*REQUEST:* Filter the data for lines with the word "type", then copy every line so identified.

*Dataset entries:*
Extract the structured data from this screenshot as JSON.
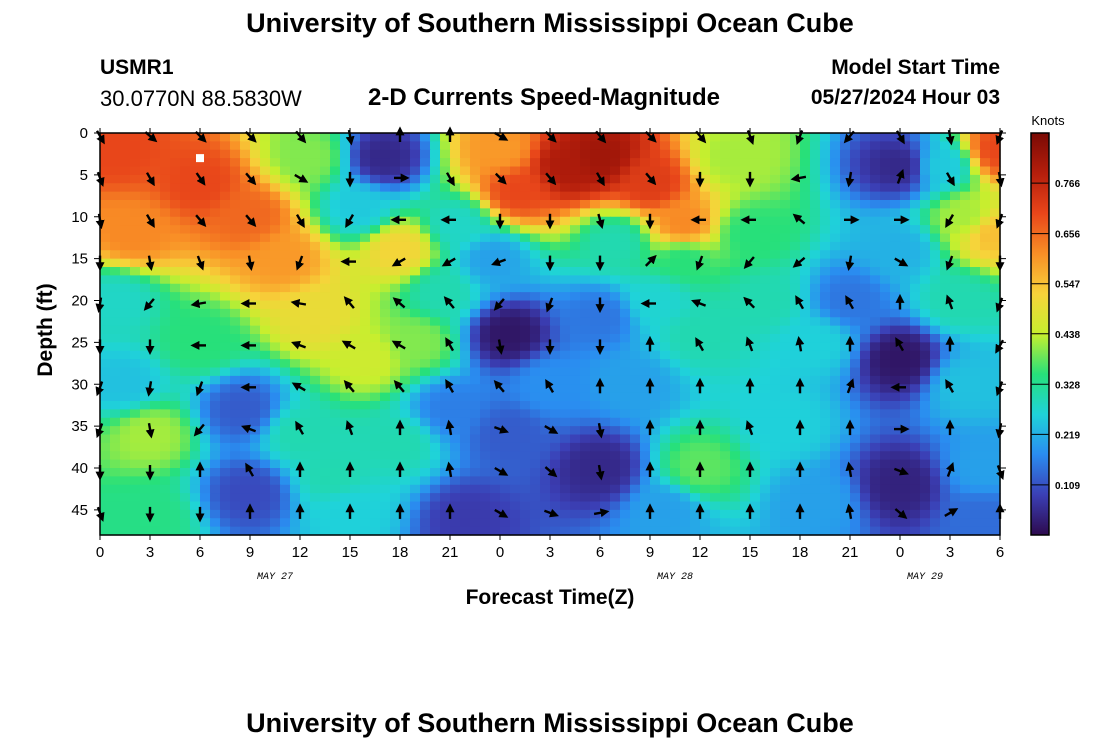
{
  "header": {
    "title": "University of Southern Mississippi Ocean Cube",
    "station": "USMR1",
    "coords": "30.0770N  88.5830W",
    "subtitle": "2-D Currents Speed-Magnitude",
    "model_start_label": "Model Start Time",
    "model_start_time": "05/27/2024 Hour 03"
  },
  "footer": {
    "title": "University of Southern Mississippi Ocean Cube"
  },
  "chart_data": {
    "type": "heatmap",
    "title": "2-D Currents Speed-Magnitude",
    "xlabel": "Forecast Time(Z)",
    "ylabel": "Depth (ft)",
    "x_hours": [
      0,
      54
    ],
    "xlim": [
      0,
      54
    ],
    "ylim": [
      48,
      0
    ],
    "x_tick_labels": [
      "0",
      "3",
      "6",
      "9",
      "12",
      "15",
      "18",
      "21",
      "0",
      "3",
      "6",
      "9",
      "12",
      "15",
      "18",
      "21",
      "0",
      "3",
      "6"
    ],
    "y_ticks": [
      0,
      5,
      10,
      15,
      20,
      25,
      30,
      35,
      40,
      45
    ],
    "date_labels": [
      {
        "label": "MAY 27",
        "hour": 10.5
      },
      {
        "label": "MAY 28",
        "hour": 34.5
      },
      {
        "label": "MAY 29",
        "hour": 49.5
      }
    ],
    "colorbar": {
      "title": "Knots",
      "range": [
        0,
        0.875
      ],
      "tick_labels": [
        "0.766",
        "0.656",
        "0.547",
        "0.438",
        "0.328",
        "0.219",
        "0.109"
      ],
      "tick_values": [
        0.766,
        0.656,
        0.547,
        0.438,
        0.328,
        0.219,
        0.109
      ],
      "colors": [
        "#2d0a4e",
        "#3b3fb5",
        "#2a8cf0",
        "#1fd3d9",
        "#27e07a",
        "#c6ef2e",
        "#f7d33a",
        "#f98f26",
        "#e8461a",
        "#b51e0c",
        "#7a0a04"
      ]
    },
    "speed_points": [
      {
        "h": 1,
        "d": 2,
        "v": 0.7
      },
      {
        "h": 6,
        "d": 6,
        "v": 0.7
      },
      {
        "h": 9,
        "d": 10,
        "v": 0.66
      },
      {
        "h": 2,
        "d": 12,
        "v": 0.62
      },
      {
        "h": 11,
        "d": 15,
        "v": 0.6
      },
      {
        "h": 12.5,
        "d": 3,
        "v": 0.4
      },
      {
        "h": 13,
        "d": 22,
        "v": 0.5
      },
      {
        "h": 15.5,
        "d": 9,
        "v": 0.25
      },
      {
        "h": 17,
        "d": 3,
        "v": 0.05
      },
      {
        "h": 18,
        "d": 14,
        "v": 0.52
      },
      {
        "h": 16,
        "d": 27,
        "v": 0.45
      },
      {
        "h": 19,
        "d": 25,
        "v": 0.4
      },
      {
        "h": 1,
        "d": 20,
        "v": 0.28
      },
      {
        "h": 1.5,
        "d": 30,
        "v": 0.24
      },
      {
        "h": 3,
        "d": 36,
        "v": 0.42
      },
      {
        "h": 3,
        "d": 46,
        "v": 0.34
      },
      {
        "h": 6,
        "d": 25,
        "v": 0.35
      },
      {
        "h": 8.5,
        "d": 33,
        "v": 0.12
      },
      {
        "h": 9,
        "d": 43,
        "v": 0.1
      },
      {
        "h": 12,
        "d": 36,
        "v": 0.3
      },
      {
        "h": 14,
        "d": 41,
        "v": 0.3
      },
      {
        "h": 15,
        "d": 45,
        "v": 0.26
      },
      {
        "h": 18,
        "d": 37,
        "v": 0.3
      },
      {
        "h": 20.5,
        "d": 19,
        "v": 0.3
      },
      {
        "h": 21,
        "d": 33,
        "v": 0.16
      },
      {
        "h": 22,
        "d": 46,
        "v": 0.08
      },
      {
        "h": 21.5,
        "d": 11,
        "v": 0.28
      },
      {
        "h": 24,
        "d": 2,
        "v": 0.6
      },
      {
        "h": 25,
        "d": 7,
        "v": 0.7
      },
      {
        "h": 28,
        "d": 4,
        "v": 0.8
      },
      {
        "h": 30,
        "d": 3,
        "v": 0.82
      },
      {
        "h": 33,
        "d": 6,
        "v": 0.72
      },
      {
        "h": 35,
        "d": 11,
        "v": 0.62
      },
      {
        "h": 31,
        "d": 13,
        "v": 0.3
      },
      {
        "h": 35,
        "d": 15,
        "v": 0.35
      },
      {
        "h": 24.5,
        "d": 24,
        "v": 0.02
      },
      {
        "h": 24.5,
        "d": 36,
        "v": 0.12
      },
      {
        "h": 23.5,
        "d": 15,
        "v": 0.2
      },
      {
        "h": 27,
        "d": 30,
        "v": 0.18
      },
      {
        "h": 30,
        "d": 22,
        "v": 0.15
      },
      {
        "h": 30,
        "d": 40,
        "v": 0.05
      },
      {
        "h": 32,
        "d": 30,
        "v": 0.2
      },
      {
        "h": 33.5,
        "d": 20,
        "v": 0.27
      },
      {
        "h": 36,
        "d": 24,
        "v": 0.3
      },
      {
        "h": 36,
        "d": 40,
        "v": 0.38
      },
      {
        "h": 34,
        "d": 45,
        "v": 0.2
      },
      {
        "h": 38,
        "d": 3,
        "v": 0.42
      },
      {
        "h": 39,
        "d": 12,
        "v": 0.35
      },
      {
        "h": 40,
        "d": 20,
        "v": 0.3
      },
      {
        "h": 41,
        "d": 35,
        "v": 0.26
      },
      {
        "h": 43,
        "d": 25,
        "v": 0.26
      },
      {
        "h": 43,
        "d": 44,
        "v": 0.2
      },
      {
        "h": 45,
        "d": 20,
        "v": 0.15
      },
      {
        "h": 48,
        "d": 4,
        "v": 0.05
      },
      {
        "h": 48,
        "d": 14,
        "v": 0.22
      },
      {
        "h": 48,
        "d": 27,
        "v": 0.02
      },
      {
        "h": 48,
        "d": 42,
        "v": 0.04
      },
      {
        "h": 50.5,
        "d": 4,
        "v": 0.25
      },
      {
        "h": 52,
        "d": 10,
        "v": 0.42
      },
      {
        "h": 54,
        "d": 2,
        "v": 0.7
      },
      {
        "h": 53.5,
        "d": 12,
        "v": 0.55
      },
      {
        "h": 51.5,
        "d": 20,
        "v": 0.3
      },
      {
        "h": 52,
        "d": 30,
        "v": 0.24
      },
      {
        "h": 53,
        "d": 40,
        "v": 0.2
      },
      {
        "h": 53,
        "d": 46,
        "v": 0.14
      }
    ],
    "vector_field": {
      "hours": [
        0,
        3,
        6,
        9,
        12,
        15,
        18,
        21,
        24,
        27,
        30,
        33,
        36,
        39,
        42,
        45,
        48,
        51,
        54
      ],
      "depths": [
        0,
        5,
        10,
        15,
        20,
        25,
        30,
        35,
        40,
        45
      ],
      "directions_deg": [
        [
          150,
          130,
          135,
          135,
          140,
          170,
          0,
          0,
          120,
          135,
          140,
          135,
          140,
          160,
          200,
          220,
          150,
          170,
          200
        ],
        [
          160,
          150,
          145,
          140,
          120,
          180,
          90,
          150,
          135,
          140,
          150,
          140,
          180,
          180,
          260,
          190,
          20,
          150,
          170
        ],
        [
          170,
          150,
          140,
          140,
          150,
          210,
          270,
          270,
          180,
          180,
          165,
          180,
          270,
          270,
          310,
          90,
          90,
          210,
          200
        ],
        [
          180,
          170,
          160,
          170,
          200,
          270,
          240,
          240,
          250,
          180,
          180,
          45,
          200,
          220,
          230,
          190,
          120,
          200,
          180
        ],
        [
          190,
          220,
          260,
          270,
          280,
          320,
          310,
          320,
          220,
          200,
          180,
          270,
          290,
          315,
          330,
          330,
          0,
          340,
          200
        ],
        [
          180,
          180,
          270,
          270,
          290,
          300,
          300,
          330,
          170,
          180,
          180,
          0,
          330,
          340,
          350,
          0,
          330,
          0,
          210
        ],
        [
          200,
          190,
          200,
          270,
          300,
          320,
          320,
          330,
          320,
          330,
          0,
          0,
          0,
          0,
          0,
          20,
          270,
          330,
          200
        ],
        [
          200,
          170,
          220,
          290,
          330,
          340,
          0,
          350,
          110,
          120,
          170,
          0,
          0,
          340,
          0,
          0,
          90,
          0,
          190
        ],
        [
          180,
          180,
          0,
          330,
          0,
          0,
          0,
          350,
          120,
          130,
          170,
          0,
          0,
          0,
          0,
          350,
          110,
          20,
          160
        ],
        [
          160,
          180,
          180,
          0,
          0,
          0,
          0,
          0,
          120,
          110,
          80,
          0,
          0,
          0,
          0,
          350,
          130,
          60,
          0
        ]
      ]
    }
  }
}
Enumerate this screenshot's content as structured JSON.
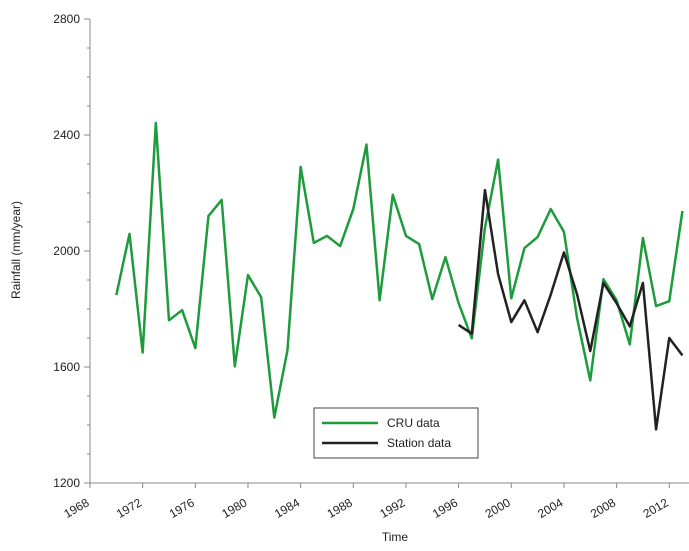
{
  "chart_data": {
    "type": "line",
    "x_label": "Time",
    "y_label": "Rainfall (mm/year)",
    "x": [
      1970,
      1971,
      1972,
      1973,
      1974,
      1975,
      1976,
      1977,
      1978,
      1979,
      1980,
      1981,
      1982,
      1983,
      1984,
      1985,
      1986,
      1987,
      1988,
      1989,
      1990,
      1991,
      1992,
      1993,
      1994,
      1995,
      1996,
      1997,
      1998,
      1999,
      2000,
      2001,
      2002,
      2003,
      2004,
      2005,
      2006,
      2007,
      2008,
      2009,
      2010,
      2011,
      2012,
      2013
    ],
    "series": [
      {
        "name": "CRU data",
        "color": "#1e9b3c",
        "values": [
          1848,
          2059,
          1650,
          2442,
          1761,
          1796,
          1665,
          2121,
          2176,
          1602,
          1917,
          1841,
          1426,
          1658,
          2290,
          2028,
          2052,
          2017,
          2145,
          2367,
          1830,
          2194,
          2052,
          2024,
          1834,
          1979,
          1820,
          1699,
          2080,
          2315,
          1837,
          2010,
          2048,
          2145,
          2066,
          1768,
          1554,
          1903,
          1830,
          1678,
          2045,
          1810,
          1827,
          2138
        ]
      },
      {
        "name": "Station data",
        "color": "#222222",
        "values": [
          null,
          null,
          null,
          null,
          null,
          null,
          null,
          null,
          null,
          null,
          null,
          null,
          null,
          null,
          null,
          null,
          null,
          null,
          null,
          null,
          null,
          null,
          null,
          null,
          null,
          null,
          1745,
          1715,
          2210,
          1920,
          1755,
          1830,
          1720,
          1850,
          1995,
          1850,
          1655,
          1890,
          1820,
          1740,
          1890,
          1385,
          1700,
          1640
        ]
      }
    ],
    "xlim": [
      1968,
      2013.5
    ],
    "xticks": [
      1968,
      1972,
      1976,
      1980,
      1984,
      1988,
      1992,
      1996,
      2000,
      2004,
      2008,
      2012
    ],
    "ylim": [
      1200,
      2800
    ],
    "yticks": [
      1200,
      1600,
      2000,
      2400,
      2800
    ],
    "yminorticks": [
      1300,
      1400,
      1500,
      1700,
      1800,
      1900,
      2100,
      2200,
      2300,
      2500,
      2600,
      2700
    ],
    "grid": false,
    "legend": "bottom-center"
  }
}
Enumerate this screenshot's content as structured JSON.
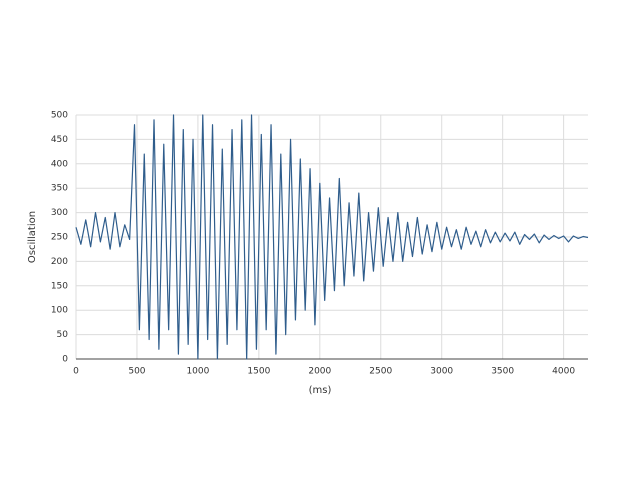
{
  "chart_data": {
    "type": "line",
    "y_label": "Oscillation",
    "x_label": "(ms)",
    "x": [
      0,
      40,
      80,
      120,
      160,
      200,
      240,
      280,
      320,
      360,
      400,
      440,
      480,
      520,
      560,
      600,
      640,
      680,
      720,
      760,
      800,
      840,
      880,
      920,
      960,
      1000,
      1040,
      1080,
      1120,
      1160,
      1200,
      1240,
      1280,
      1320,
      1360,
      1400,
      1440,
      1480,
      1520,
      1560,
      1600,
      1640,
      1680,
      1720,
      1760,
      1800,
      1840,
      1880,
      1920,
      1960,
      2000,
      2040,
      2080,
      2120,
      2160,
      2200,
      2240,
      2280,
      2320,
      2360,
      2400,
      2440,
      2480,
      2520,
      2560,
      2600,
      2640,
      2680,
      2720,
      2760,
      2800,
      2840,
      2880,
      2920,
      2960,
      3000,
      3040,
      3080,
      3120,
      3160,
      3200,
      3240,
      3280,
      3320,
      3360,
      3400,
      3440,
      3480,
      3520,
      3560,
      3600,
      3640,
      3680,
      3720,
      3760,
      3800,
      3840,
      3880,
      3920,
      3960,
      4000,
      4040,
      4080,
      4120,
      4160,
      4200
    ],
    "values": [
      270,
      235,
      285,
      230,
      300,
      240,
      290,
      225,
      300,
      230,
      275,
      245,
      480,
      60,
      420,
      40,
      490,
      20,
      440,
      60,
      500,
      10,
      470,
      30,
      450,
      0,
      500,
      40,
      480,
      0,
      430,
      30,
      470,
      60,
      490,
      0,
      500,
      20,
      460,
      60,
      480,
      10,
      420,
      50,
      450,
      80,
      410,
      100,
      390,
      70,
      360,
      120,
      330,
      140,
      370,
      150,
      320,
      170,
      340,
      160,
      300,
      180,
      310,
      190,
      290,
      200,
      300,
      200,
      280,
      210,
      290,
      215,
      275,
      220,
      280,
      225,
      270,
      230,
      265,
      225,
      270,
      235,
      262,
      230,
      265,
      238,
      260,
      240,
      258,
      242,
      260,
      235,
      255,
      245,
      256,
      238,
      254,
      245,
      253,
      247,
      252,
      240,
      252,
      247,
      251,
      249
    ],
    "color": "#2f5d8c",
    "xlim": [
      0,
      4200
    ],
    "xticks": [
      0,
      500,
      1000,
      1500,
      2000,
      2500,
      3000,
      3500,
      4000
    ],
    "ylim": [
      0,
      500
    ],
    "yticks": [
      0,
      50,
      100,
      150,
      200,
      250,
      300,
      350,
      400,
      450,
      500
    ],
    "grid": true
  }
}
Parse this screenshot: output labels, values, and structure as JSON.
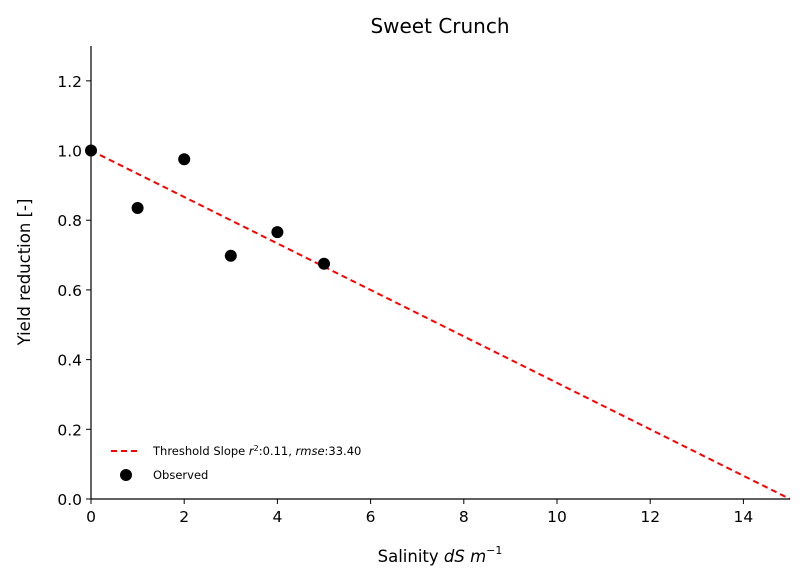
{
  "chart_data": {
    "type": "scatter",
    "title": "Sweet Crunch",
    "xlabel": {
      "prefix": "Salinity ",
      "var": "dS m",
      "exp": "−1"
    },
    "ylabel": "Yield reduction [-]",
    "xlim": [
      0,
      15
    ],
    "ylim": [
      0,
      1.3
    ],
    "xticks": [
      0,
      2,
      4,
      6,
      8,
      10,
      12,
      14
    ],
    "yticks": [
      0.0,
      0.2,
      0.4,
      0.6,
      0.8,
      1.0,
      1.2
    ],
    "xtick_labels": [
      "0",
      "2",
      "4",
      "6",
      "8",
      "10",
      "12",
      "14"
    ],
    "ytick_labels": [
      "0.0",
      "0.2",
      "0.4",
      "0.6",
      "0.8",
      "1.0",
      "1.2"
    ],
    "grid": false,
    "legend_position": "lower-left",
    "series": [
      {
        "name": "Threshold Slope",
        "kind": "dashed-line",
        "color": "#ff0000",
        "x": [
          0,
          15
        ],
        "y": [
          1.0,
          0.0
        ]
      },
      {
        "name": "Observed",
        "kind": "scatter",
        "color": "#000000",
        "x": [
          0,
          1,
          2,
          3,
          4,
          5
        ],
        "y": [
          1.0,
          0.835,
          0.975,
          0.698,
          0.766,
          0.675
        ]
      }
    ],
    "legend": {
      "line_label_prefix": "Threshold Slope ",
      "r2_sym": "r",
      "r2_sup": "2",
      "r2_value": ":0.11, ",
      "rmse_sym": "rmse",
      "rmse_value": ":33.40",
      "scatter_label": "Observed"
    }
  }
}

*CORRECT ANSWER:*
    "type": "heatmap",
    "type": "line",
    "type": "line",
    "type": "scatter",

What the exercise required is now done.